Report each line of the data that has "County" somewhere in it.

╭──

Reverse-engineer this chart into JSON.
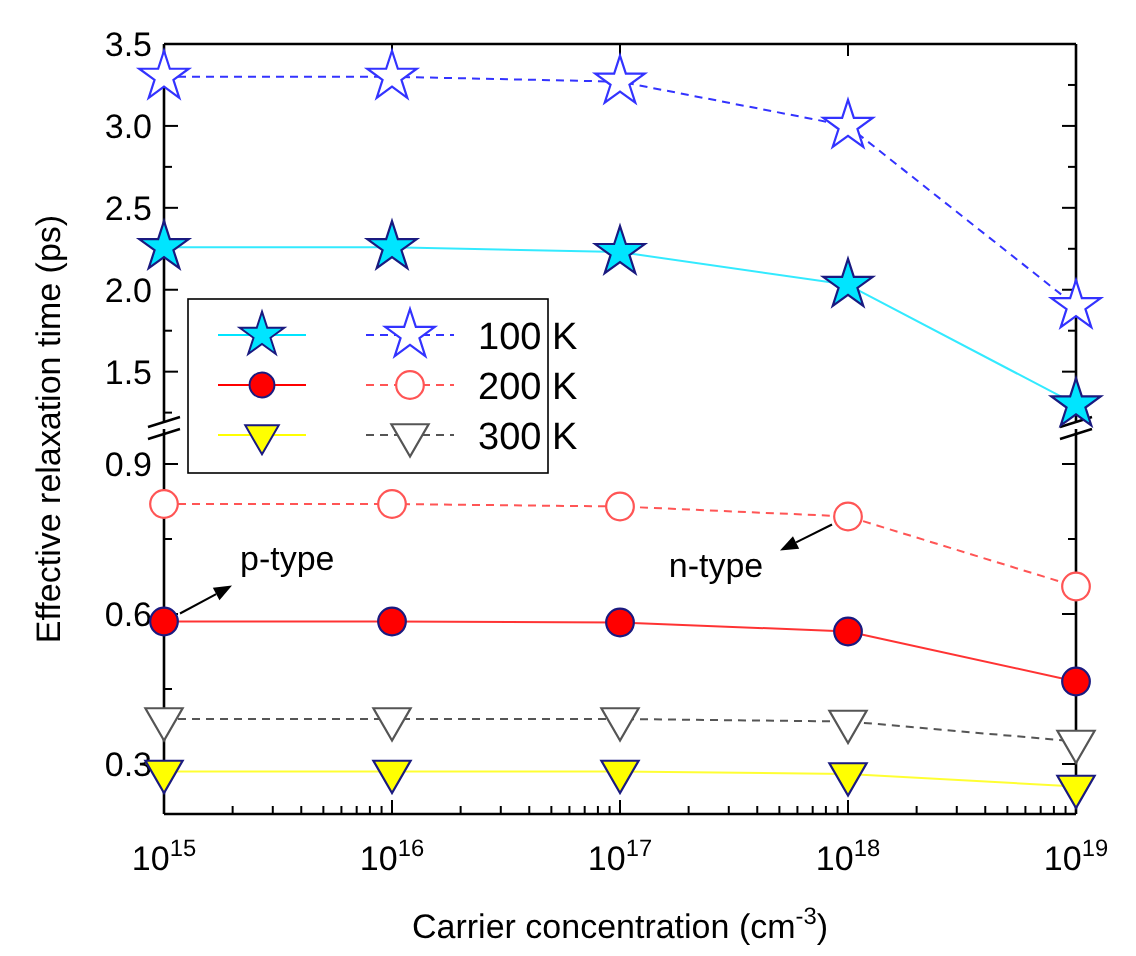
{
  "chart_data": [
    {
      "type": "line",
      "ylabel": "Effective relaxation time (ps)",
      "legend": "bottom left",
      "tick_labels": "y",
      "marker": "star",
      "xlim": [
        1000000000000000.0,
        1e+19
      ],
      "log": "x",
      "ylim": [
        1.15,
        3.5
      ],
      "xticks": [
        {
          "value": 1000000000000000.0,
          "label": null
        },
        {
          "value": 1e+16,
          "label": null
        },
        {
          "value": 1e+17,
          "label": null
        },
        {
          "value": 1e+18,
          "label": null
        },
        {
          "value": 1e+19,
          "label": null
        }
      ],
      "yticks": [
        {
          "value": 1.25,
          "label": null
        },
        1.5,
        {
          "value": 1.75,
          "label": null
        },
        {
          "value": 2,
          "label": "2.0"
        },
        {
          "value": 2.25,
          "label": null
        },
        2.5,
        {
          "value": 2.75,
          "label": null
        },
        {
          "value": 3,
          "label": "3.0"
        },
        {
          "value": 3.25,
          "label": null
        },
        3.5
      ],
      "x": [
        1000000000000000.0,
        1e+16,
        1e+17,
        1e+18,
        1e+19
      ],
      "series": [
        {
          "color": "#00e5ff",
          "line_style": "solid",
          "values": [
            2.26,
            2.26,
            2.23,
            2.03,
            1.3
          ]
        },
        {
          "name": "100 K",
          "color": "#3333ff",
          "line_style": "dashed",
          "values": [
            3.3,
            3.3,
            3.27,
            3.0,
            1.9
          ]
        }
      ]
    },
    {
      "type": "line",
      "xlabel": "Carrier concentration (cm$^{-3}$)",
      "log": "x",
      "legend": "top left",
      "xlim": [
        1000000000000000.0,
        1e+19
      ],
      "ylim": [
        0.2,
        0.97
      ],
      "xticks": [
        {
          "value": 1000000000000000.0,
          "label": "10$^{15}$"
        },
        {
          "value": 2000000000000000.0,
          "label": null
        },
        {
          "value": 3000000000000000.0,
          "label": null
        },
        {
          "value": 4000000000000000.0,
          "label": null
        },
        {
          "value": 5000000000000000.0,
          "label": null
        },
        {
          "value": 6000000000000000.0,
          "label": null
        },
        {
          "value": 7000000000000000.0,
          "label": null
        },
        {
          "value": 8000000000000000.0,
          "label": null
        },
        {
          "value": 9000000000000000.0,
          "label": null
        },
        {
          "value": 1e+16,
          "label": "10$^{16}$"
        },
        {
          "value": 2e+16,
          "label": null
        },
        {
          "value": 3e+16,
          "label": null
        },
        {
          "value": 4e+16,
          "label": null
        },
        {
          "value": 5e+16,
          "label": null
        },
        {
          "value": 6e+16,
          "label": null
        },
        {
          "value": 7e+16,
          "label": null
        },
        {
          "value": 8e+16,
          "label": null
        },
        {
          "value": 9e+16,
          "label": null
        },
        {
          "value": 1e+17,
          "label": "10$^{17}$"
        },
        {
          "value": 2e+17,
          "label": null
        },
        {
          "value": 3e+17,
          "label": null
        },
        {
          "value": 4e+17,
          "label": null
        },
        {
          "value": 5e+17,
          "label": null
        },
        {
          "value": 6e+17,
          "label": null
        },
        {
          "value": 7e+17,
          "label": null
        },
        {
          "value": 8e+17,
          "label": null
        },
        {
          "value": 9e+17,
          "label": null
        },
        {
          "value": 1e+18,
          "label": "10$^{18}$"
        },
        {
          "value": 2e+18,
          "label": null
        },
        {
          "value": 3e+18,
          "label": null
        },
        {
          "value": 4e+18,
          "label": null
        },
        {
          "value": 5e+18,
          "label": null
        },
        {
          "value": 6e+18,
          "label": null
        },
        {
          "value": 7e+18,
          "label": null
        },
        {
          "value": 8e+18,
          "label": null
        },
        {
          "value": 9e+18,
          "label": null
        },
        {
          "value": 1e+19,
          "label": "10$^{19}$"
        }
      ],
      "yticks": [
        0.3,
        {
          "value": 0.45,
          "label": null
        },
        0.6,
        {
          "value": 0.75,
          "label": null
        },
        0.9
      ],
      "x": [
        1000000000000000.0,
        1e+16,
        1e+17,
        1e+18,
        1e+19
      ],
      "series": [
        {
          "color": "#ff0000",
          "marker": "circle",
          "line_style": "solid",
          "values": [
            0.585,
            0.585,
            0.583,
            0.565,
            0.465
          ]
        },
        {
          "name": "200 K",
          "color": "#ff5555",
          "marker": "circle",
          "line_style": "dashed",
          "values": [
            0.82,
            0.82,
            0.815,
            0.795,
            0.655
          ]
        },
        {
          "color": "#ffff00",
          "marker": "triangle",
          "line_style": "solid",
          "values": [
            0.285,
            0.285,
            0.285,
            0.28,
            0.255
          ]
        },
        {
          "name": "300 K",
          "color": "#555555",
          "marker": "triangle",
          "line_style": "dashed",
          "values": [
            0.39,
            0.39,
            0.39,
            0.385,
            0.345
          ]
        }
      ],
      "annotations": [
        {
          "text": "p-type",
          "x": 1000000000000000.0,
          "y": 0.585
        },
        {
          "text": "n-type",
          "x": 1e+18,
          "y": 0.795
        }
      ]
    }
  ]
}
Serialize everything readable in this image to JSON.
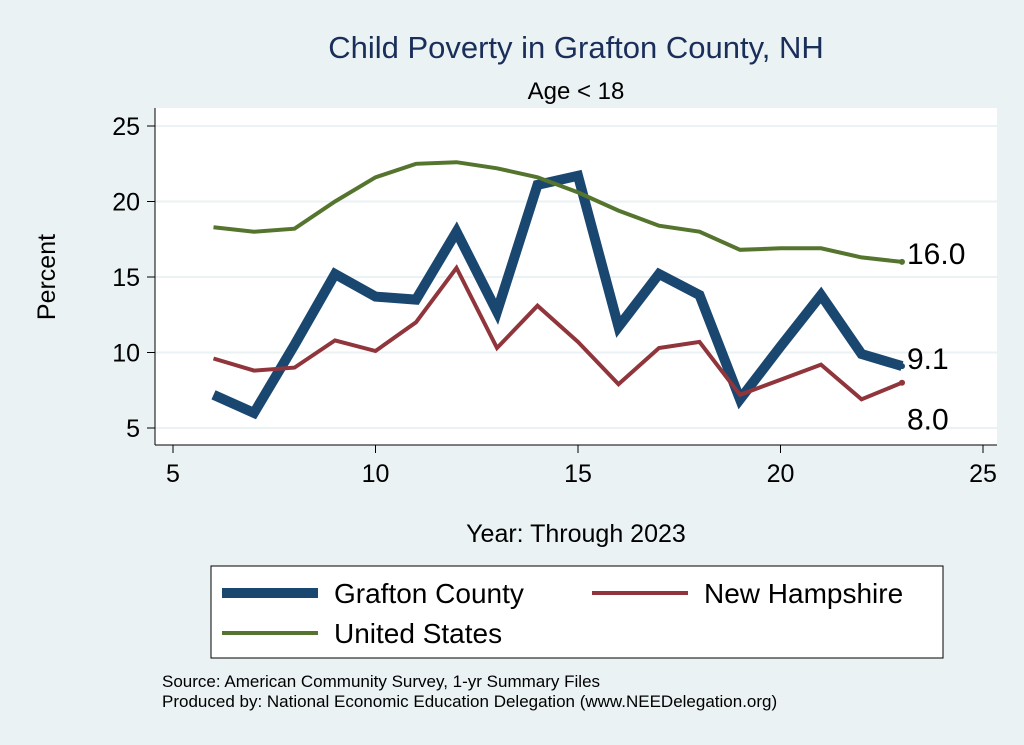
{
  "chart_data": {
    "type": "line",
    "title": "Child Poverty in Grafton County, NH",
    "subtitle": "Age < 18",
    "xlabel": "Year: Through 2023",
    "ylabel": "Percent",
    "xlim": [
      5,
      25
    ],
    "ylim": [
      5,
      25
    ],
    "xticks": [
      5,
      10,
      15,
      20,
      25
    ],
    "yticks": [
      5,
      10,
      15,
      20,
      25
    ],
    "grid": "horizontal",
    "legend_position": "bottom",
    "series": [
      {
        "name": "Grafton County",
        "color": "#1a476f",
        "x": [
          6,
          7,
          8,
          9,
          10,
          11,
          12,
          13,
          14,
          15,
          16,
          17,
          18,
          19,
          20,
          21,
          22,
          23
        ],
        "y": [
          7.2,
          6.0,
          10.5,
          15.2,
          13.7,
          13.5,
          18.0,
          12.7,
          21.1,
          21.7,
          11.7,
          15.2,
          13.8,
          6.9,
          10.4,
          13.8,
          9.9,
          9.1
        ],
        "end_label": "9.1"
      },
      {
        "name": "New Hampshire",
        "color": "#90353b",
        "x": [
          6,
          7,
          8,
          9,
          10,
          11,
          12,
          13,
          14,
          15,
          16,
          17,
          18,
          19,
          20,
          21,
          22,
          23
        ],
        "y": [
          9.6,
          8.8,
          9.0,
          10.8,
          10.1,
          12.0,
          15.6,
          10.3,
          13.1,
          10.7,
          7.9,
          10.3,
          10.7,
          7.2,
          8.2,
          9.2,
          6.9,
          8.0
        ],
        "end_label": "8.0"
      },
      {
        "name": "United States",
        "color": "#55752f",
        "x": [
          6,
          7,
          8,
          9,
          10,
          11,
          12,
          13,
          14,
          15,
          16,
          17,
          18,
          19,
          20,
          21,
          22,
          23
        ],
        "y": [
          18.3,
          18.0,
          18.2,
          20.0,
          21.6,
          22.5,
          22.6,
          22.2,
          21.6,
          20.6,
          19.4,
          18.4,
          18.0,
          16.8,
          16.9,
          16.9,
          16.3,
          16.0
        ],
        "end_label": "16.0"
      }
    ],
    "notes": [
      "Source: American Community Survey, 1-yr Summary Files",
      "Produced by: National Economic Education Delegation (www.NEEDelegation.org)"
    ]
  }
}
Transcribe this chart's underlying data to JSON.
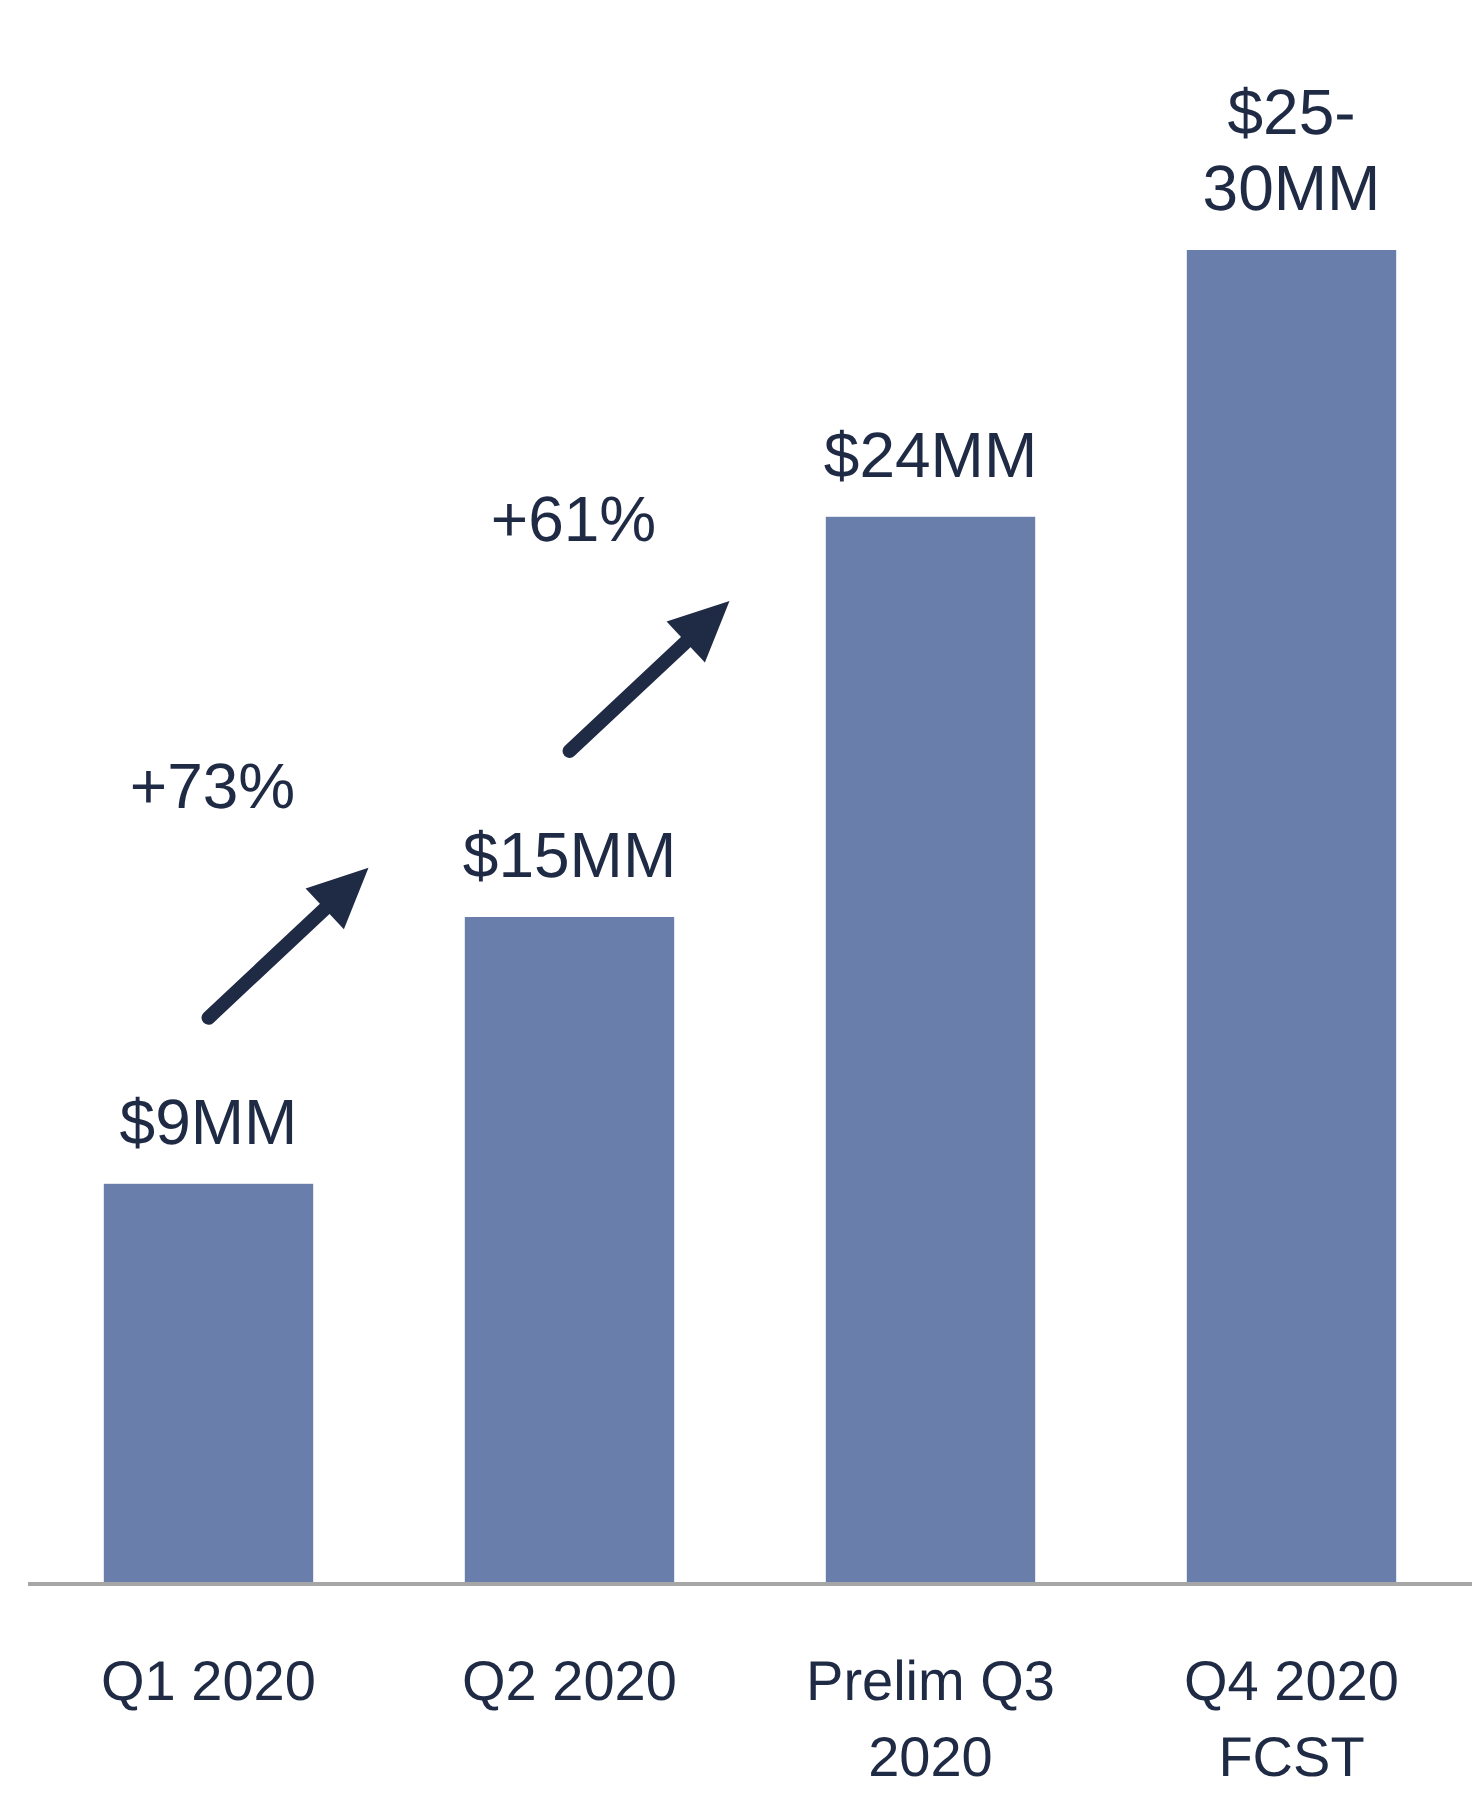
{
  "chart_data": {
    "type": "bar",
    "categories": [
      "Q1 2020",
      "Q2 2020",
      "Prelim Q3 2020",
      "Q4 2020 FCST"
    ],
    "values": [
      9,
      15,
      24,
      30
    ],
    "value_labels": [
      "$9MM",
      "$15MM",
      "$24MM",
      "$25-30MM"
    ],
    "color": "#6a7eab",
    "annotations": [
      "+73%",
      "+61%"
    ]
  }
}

╰──

Output for this exercise
    "title": "Child Poverty in Grafton County, NH",
        "name": "Grafton County",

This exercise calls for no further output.